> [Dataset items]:
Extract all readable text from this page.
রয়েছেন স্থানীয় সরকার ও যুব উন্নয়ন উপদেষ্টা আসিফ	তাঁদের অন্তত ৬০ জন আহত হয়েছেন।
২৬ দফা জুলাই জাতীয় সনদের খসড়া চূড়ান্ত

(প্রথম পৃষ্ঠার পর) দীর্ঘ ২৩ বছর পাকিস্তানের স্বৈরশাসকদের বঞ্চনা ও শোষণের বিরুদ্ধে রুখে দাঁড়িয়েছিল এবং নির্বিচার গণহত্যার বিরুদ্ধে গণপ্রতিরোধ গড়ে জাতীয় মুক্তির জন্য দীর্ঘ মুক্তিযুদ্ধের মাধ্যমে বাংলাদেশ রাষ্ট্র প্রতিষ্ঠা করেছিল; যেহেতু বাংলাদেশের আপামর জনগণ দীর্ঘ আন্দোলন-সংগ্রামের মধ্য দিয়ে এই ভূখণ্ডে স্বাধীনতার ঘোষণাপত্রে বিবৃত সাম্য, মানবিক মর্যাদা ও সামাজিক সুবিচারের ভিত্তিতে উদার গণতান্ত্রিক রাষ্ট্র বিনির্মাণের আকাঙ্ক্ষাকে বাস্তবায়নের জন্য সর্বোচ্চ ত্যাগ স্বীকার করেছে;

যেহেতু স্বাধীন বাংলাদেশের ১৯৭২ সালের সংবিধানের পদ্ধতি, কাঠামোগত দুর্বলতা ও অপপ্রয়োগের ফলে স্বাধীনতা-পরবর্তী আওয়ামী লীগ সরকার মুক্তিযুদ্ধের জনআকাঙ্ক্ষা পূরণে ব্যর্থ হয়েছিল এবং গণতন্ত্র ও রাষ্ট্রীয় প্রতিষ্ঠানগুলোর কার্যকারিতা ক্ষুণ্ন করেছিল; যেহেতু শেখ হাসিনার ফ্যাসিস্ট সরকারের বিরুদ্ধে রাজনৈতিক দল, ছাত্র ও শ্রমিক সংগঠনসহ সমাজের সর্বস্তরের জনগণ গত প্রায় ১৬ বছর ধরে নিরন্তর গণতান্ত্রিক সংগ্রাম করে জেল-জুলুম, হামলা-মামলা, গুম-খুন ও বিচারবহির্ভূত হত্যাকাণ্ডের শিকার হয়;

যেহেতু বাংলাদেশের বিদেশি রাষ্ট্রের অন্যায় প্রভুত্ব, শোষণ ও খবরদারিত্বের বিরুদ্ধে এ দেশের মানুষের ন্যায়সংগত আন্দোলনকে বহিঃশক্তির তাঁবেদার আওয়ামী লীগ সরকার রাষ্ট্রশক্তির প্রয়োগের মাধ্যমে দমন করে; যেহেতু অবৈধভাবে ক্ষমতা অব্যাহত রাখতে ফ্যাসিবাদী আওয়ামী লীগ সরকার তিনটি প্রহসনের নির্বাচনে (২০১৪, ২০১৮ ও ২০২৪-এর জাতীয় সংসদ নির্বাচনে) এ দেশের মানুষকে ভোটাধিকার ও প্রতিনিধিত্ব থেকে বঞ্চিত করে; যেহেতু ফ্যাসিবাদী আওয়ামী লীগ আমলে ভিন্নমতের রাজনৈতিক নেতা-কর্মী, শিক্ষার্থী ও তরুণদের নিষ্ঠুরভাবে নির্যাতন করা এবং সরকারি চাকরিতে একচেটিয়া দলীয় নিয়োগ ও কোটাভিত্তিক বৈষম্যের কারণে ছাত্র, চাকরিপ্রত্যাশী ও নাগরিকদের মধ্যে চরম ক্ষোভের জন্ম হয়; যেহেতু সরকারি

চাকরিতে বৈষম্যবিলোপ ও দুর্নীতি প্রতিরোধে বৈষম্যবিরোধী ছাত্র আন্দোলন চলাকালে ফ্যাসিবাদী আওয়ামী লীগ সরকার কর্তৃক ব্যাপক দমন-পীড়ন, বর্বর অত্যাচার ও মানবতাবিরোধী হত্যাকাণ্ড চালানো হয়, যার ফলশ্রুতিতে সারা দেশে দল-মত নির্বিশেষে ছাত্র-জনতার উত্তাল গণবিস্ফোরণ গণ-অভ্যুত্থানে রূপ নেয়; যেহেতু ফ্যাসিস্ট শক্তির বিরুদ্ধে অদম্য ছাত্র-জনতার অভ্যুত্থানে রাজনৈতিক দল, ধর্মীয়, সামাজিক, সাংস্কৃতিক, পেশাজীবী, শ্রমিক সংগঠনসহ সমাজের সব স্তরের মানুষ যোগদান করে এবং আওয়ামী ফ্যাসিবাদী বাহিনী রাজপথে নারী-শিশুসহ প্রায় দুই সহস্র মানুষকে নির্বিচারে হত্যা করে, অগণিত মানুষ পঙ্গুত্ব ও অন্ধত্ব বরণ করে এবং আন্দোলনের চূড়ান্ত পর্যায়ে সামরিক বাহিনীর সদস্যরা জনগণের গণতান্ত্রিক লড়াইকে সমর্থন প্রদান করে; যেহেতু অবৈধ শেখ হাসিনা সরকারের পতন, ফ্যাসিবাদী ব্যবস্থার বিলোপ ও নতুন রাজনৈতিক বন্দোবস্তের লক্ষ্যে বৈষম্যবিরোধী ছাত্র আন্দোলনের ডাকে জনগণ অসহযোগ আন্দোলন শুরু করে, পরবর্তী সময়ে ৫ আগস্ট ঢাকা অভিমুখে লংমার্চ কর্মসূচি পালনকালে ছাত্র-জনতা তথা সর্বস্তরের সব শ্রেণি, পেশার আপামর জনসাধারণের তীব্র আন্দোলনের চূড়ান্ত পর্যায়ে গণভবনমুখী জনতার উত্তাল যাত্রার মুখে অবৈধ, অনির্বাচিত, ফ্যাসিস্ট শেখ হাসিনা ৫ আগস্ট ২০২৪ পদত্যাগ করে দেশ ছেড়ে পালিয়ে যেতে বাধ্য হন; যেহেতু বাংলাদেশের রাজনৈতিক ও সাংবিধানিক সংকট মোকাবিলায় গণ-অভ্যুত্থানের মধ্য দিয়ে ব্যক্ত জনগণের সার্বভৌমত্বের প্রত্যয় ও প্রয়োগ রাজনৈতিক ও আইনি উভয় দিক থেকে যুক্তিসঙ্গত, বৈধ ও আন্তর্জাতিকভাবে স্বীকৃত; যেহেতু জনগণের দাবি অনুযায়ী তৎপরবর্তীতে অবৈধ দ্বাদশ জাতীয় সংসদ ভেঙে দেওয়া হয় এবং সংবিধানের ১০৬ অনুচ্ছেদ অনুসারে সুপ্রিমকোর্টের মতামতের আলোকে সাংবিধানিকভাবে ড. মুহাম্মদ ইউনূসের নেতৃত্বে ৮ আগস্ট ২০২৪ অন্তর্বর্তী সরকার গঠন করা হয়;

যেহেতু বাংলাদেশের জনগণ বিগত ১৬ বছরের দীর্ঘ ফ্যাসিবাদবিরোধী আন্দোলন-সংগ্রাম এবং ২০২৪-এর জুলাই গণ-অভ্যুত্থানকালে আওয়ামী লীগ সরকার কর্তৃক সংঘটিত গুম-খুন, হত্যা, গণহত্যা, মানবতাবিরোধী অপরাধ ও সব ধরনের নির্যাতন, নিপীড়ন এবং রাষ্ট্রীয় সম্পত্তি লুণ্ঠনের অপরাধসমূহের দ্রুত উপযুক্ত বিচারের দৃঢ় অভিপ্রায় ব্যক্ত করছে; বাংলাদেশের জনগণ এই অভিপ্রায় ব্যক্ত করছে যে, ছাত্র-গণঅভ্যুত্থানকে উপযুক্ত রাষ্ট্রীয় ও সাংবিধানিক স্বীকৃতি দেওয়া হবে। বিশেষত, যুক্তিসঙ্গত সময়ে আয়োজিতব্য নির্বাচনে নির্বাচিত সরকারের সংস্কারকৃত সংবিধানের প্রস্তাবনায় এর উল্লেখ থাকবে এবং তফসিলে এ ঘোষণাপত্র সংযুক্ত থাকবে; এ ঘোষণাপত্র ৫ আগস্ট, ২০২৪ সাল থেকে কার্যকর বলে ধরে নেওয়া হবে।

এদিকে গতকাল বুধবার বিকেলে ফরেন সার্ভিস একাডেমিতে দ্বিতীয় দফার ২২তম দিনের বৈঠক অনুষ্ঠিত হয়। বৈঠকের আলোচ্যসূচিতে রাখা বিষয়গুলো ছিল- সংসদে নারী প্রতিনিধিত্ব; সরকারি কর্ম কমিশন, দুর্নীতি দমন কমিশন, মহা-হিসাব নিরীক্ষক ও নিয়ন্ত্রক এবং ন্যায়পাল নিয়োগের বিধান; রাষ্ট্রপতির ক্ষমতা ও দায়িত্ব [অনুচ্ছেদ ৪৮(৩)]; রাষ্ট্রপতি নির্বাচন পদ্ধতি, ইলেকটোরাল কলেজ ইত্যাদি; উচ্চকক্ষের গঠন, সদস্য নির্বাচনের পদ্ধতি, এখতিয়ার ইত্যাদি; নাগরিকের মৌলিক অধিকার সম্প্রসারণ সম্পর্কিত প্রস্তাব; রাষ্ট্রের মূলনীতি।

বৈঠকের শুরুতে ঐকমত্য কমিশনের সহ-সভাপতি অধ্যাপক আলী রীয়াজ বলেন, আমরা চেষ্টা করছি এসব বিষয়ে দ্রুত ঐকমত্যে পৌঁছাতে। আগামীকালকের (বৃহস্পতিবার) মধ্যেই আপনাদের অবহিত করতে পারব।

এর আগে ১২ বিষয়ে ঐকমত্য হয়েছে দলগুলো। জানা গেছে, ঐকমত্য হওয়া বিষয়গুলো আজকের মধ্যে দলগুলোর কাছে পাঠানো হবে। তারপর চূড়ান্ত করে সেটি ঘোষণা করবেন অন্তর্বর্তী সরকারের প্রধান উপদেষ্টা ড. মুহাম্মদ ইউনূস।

> [Instruction]:
Copy each line of the entries that includes the word "ঐকমত".

> [Solution to the problem]:
বৈঠকের শুরুতে ঐকমত্য কমিশনের সহ-সভাপতি অধ্যাপক আলী রীয়াজ বলেন, আমরা চেষ্টা করছি এসব বিষয়ে দ্রুত ঐকমত্যে পৌঁছাতে। আগামীকালকের (বৃহস্পতিবার) মধ্যেই আপনাদের অবহিত করতে পারব।
এর আগে ১২ বিষয়ে ঐকমত্য হয়েছে দলগুলো। জানা গেছে, ঐকমত্য হওয়া বিষয়গুলো আজকের মধ্যে দলগুলোর কাছে পাঠানো হবে। তারপর চূড়ান্ত করে সেটি ঘোষণা করবেন অন্তর্বর্তী সরকারের প্রধান উপদেষ্টা ড. মুহাম্মদ ইউনূস।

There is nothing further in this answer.